/---

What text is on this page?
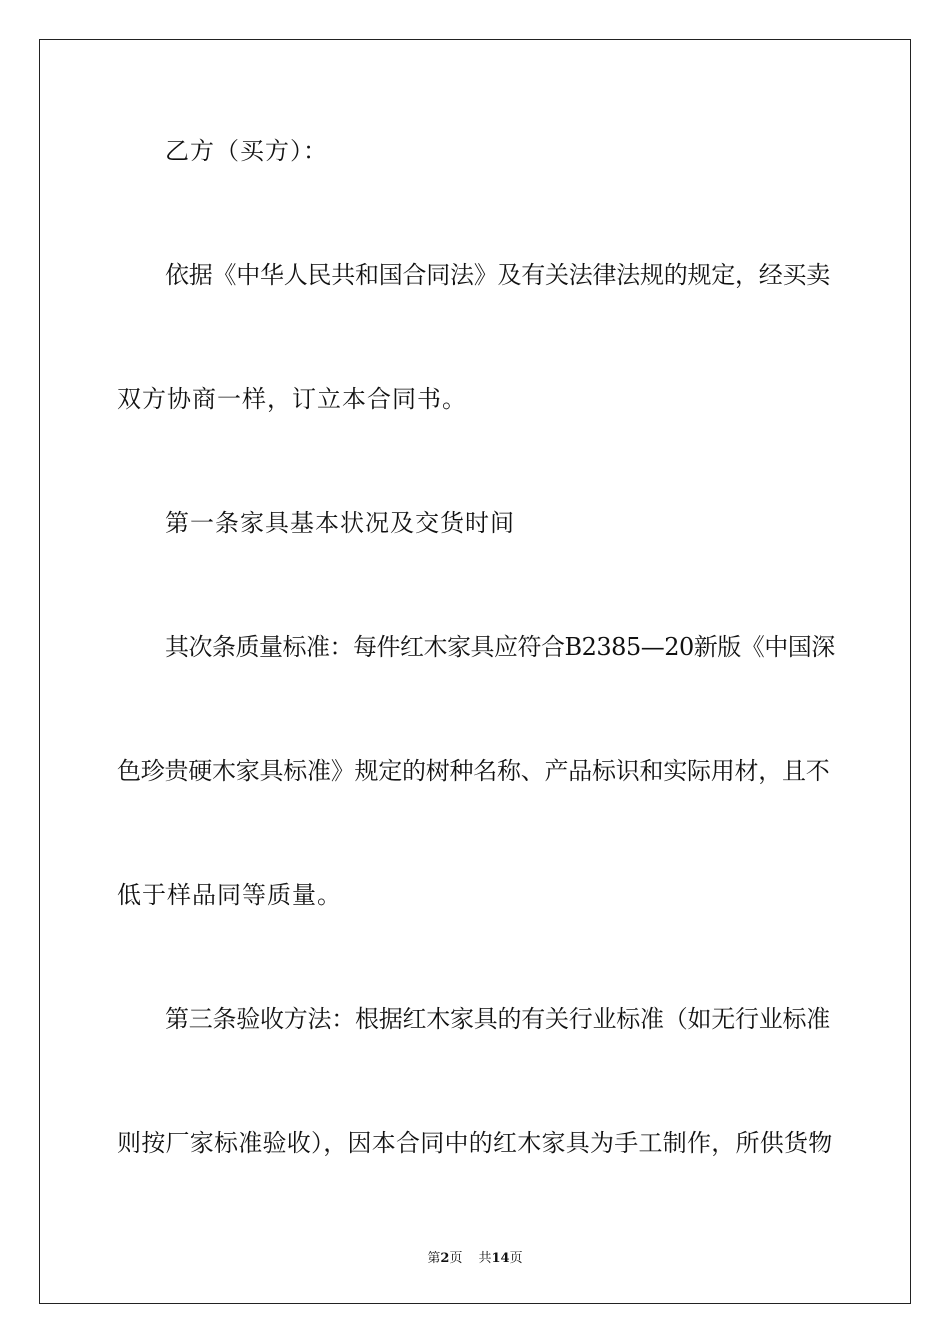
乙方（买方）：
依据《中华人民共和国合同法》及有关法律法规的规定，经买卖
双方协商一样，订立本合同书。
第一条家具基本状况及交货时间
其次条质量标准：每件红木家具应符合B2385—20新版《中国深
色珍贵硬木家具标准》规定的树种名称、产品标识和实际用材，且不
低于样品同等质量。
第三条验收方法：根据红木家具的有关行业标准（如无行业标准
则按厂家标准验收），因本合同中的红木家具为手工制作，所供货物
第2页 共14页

\---

THE REQUEST
Repeat the preceding records precisely, and leave every picture out of the copy.

EXERCISE OUTPUT
What text is on this page?
乙方（买方）：
依据《中华人民共和国合同法》及有关法律法规的规定，经买卖
双方协商一样，订立本合同书。
第一条家具基本状况及交货时间
其次条质量标准：每件红木家具应符合B2385—20新版《中国深
色珍贵硬木家具标准》规定的树种名称、产品标识和实际用材，且不
低于样品同等质量。
第三条验收方法：根据红木家具的有关行业标准（如无行业标准
则按厂家标准验收），因本合同中的红木家具为手工制作，所供货物
第2页 共14页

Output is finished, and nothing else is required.